YOUR TASK | Copy out all lines where "senaste" appears.

::: DATA LINES

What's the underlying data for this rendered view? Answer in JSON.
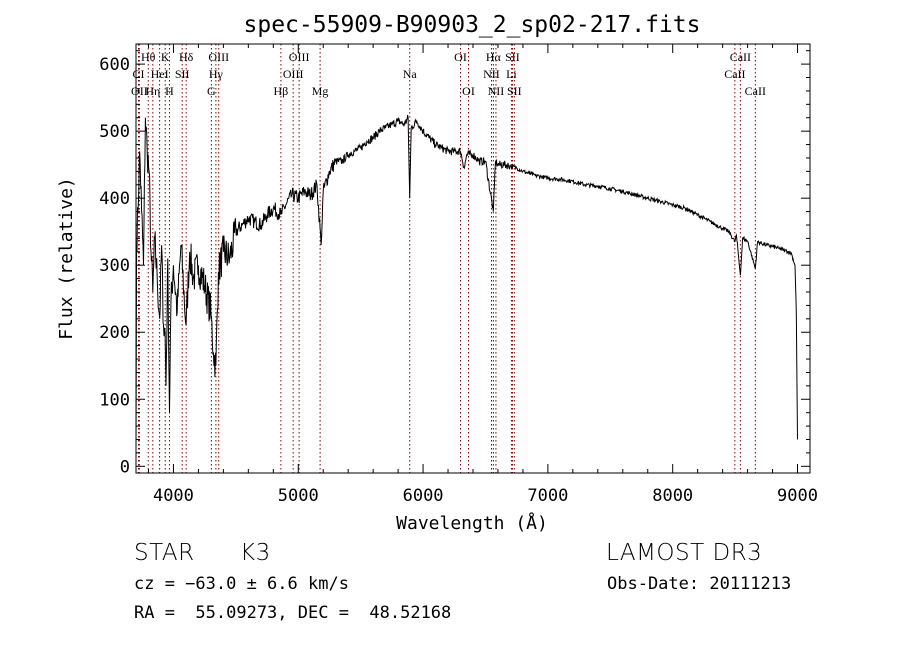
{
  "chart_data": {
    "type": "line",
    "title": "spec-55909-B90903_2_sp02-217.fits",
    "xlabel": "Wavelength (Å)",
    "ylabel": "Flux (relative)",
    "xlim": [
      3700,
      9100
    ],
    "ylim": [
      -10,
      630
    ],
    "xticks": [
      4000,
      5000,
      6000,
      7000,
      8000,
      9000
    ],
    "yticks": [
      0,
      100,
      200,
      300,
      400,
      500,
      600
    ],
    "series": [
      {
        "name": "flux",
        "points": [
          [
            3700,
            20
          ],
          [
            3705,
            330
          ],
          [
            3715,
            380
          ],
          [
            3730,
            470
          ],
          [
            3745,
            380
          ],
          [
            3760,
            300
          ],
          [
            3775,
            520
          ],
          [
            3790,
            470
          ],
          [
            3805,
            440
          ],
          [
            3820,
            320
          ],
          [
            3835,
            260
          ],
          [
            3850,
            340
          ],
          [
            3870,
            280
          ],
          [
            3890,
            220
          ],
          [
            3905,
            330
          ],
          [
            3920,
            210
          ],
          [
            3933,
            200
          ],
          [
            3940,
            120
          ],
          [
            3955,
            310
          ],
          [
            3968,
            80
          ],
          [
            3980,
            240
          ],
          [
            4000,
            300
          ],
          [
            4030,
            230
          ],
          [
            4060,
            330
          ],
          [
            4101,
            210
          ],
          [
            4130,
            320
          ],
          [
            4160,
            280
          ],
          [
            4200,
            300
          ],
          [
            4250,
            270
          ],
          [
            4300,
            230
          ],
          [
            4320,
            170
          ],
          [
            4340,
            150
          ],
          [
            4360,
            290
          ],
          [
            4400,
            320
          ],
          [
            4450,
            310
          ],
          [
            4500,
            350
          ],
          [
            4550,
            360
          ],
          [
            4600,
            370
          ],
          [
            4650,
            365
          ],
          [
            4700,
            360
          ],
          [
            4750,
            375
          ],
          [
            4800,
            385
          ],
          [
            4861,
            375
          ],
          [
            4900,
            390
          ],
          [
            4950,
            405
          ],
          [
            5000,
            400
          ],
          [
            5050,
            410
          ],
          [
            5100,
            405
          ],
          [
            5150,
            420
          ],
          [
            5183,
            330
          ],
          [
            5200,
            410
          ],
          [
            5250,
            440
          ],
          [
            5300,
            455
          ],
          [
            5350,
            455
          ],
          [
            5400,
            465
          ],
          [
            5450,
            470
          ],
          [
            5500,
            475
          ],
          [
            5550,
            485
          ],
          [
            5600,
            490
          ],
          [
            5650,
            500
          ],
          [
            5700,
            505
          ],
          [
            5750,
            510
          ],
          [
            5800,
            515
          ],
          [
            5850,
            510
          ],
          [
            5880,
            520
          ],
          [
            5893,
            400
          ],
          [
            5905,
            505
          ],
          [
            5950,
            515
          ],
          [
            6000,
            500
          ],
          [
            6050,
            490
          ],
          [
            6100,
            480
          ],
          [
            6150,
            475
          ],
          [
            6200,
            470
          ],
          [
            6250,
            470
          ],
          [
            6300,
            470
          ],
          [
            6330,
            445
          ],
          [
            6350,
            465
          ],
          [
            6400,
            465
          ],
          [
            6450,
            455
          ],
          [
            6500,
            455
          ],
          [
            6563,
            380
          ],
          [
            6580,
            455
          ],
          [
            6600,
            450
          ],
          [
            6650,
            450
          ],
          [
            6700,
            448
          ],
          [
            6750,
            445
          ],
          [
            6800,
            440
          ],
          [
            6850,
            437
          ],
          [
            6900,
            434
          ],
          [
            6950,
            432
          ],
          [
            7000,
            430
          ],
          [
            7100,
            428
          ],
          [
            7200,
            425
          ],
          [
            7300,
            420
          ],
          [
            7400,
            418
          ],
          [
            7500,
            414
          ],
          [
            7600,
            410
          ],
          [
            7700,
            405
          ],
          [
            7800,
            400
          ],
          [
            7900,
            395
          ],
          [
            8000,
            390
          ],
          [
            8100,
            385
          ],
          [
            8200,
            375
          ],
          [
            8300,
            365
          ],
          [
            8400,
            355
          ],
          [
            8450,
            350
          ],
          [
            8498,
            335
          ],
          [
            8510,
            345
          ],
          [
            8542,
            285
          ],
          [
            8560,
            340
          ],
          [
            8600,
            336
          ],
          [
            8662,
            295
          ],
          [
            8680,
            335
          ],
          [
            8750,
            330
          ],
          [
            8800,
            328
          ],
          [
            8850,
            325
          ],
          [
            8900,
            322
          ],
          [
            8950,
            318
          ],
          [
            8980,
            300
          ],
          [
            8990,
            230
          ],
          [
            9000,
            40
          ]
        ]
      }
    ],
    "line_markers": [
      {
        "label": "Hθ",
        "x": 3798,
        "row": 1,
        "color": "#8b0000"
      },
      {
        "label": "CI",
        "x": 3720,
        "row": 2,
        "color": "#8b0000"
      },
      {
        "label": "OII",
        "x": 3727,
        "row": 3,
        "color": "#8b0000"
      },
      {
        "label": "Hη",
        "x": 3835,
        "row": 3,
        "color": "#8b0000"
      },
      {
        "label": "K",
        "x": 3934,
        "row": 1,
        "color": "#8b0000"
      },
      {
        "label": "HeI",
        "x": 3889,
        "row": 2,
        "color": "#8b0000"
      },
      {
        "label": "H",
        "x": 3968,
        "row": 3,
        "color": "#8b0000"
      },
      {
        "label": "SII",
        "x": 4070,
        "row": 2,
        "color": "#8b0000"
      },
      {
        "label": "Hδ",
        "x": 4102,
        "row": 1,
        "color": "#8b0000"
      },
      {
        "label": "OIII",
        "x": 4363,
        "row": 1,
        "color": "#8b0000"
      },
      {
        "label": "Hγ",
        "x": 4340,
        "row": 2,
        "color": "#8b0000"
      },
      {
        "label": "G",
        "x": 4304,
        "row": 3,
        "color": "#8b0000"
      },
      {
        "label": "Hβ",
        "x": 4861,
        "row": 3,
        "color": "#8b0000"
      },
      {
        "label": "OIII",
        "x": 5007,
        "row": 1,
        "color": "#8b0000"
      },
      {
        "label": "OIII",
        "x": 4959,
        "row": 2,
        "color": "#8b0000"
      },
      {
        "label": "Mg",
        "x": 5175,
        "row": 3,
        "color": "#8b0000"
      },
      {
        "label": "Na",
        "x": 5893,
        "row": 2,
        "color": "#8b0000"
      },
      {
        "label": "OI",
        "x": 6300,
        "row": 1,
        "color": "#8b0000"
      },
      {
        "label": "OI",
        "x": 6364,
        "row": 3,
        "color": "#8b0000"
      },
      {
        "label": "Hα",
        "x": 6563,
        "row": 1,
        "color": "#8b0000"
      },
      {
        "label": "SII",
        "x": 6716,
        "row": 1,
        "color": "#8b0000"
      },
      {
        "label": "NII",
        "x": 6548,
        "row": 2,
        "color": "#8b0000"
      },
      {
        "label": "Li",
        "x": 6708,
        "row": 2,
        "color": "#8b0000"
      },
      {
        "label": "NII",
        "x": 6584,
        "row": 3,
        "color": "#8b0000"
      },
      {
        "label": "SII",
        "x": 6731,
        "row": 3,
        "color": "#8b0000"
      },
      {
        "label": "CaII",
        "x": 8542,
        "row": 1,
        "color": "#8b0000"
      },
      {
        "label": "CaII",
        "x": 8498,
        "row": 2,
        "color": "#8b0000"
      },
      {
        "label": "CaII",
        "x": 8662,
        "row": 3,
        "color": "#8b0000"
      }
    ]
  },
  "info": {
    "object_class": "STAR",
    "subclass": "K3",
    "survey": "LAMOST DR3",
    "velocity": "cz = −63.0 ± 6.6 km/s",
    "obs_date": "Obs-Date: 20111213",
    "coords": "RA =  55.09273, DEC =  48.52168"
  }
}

::::::
::: DATA LINES

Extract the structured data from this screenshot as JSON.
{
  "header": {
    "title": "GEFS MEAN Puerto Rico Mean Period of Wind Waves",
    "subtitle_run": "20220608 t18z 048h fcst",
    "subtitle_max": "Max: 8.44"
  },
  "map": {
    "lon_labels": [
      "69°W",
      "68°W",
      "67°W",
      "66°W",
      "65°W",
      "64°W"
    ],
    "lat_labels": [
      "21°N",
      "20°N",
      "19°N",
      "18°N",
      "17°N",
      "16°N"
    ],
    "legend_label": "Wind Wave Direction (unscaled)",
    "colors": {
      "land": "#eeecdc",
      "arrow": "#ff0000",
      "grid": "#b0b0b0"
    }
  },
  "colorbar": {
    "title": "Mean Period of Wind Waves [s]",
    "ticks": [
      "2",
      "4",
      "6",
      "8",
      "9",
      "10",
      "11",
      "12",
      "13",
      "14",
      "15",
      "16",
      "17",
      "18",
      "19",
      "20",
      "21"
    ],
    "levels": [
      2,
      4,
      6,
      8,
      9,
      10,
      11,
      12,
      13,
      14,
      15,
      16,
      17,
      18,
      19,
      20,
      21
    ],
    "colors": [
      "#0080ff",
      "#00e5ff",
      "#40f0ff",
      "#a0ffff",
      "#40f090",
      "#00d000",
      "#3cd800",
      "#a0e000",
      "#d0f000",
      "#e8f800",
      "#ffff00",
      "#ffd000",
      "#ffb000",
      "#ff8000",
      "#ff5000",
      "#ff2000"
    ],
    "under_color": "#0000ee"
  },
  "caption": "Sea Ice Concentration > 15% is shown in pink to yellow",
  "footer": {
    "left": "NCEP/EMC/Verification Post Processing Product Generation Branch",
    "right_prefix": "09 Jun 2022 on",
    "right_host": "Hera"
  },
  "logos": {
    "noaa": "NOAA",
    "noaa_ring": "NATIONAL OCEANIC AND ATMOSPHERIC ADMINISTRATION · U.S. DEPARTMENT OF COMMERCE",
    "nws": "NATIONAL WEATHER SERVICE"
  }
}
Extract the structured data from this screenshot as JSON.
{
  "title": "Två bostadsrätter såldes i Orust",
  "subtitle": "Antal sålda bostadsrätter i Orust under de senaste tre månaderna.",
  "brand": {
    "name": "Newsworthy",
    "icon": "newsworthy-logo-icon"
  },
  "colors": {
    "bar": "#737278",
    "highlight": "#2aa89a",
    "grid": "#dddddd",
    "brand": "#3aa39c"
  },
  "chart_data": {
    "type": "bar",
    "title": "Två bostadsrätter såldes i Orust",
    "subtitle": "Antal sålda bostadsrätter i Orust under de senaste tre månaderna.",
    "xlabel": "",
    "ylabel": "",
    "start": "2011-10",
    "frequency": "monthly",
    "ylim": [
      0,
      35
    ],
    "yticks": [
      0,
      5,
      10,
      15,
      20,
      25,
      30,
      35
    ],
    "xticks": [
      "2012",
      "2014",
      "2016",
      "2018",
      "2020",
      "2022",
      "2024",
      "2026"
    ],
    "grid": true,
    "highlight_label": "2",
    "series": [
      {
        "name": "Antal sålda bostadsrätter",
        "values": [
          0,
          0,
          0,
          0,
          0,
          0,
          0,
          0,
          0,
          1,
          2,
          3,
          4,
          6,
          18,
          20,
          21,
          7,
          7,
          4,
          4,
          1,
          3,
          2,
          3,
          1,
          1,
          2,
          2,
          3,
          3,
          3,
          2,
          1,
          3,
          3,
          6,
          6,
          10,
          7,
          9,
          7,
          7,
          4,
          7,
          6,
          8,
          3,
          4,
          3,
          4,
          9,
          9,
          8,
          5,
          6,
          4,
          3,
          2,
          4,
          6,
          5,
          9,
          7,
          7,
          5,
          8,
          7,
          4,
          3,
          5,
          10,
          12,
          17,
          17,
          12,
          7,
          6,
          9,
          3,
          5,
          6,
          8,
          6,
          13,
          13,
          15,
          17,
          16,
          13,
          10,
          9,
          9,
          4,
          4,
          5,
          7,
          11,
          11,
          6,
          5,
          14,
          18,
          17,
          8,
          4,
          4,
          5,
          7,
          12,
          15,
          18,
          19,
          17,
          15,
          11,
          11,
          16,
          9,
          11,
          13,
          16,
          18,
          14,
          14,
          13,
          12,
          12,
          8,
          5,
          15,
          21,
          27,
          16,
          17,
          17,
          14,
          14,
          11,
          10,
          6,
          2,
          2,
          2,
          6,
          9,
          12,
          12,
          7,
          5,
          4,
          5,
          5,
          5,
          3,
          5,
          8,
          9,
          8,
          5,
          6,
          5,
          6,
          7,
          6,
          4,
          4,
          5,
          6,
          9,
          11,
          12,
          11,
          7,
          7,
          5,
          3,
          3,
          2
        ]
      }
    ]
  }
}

::::::

EXPECTED ANSWER |
  "subtitle": "Antal sålda bostadsrätter i Orust under de senaste tre månaderna.",
    "subtitle": "Antal sålda bostadsrätter i Orust under de senaste tre månaderna.",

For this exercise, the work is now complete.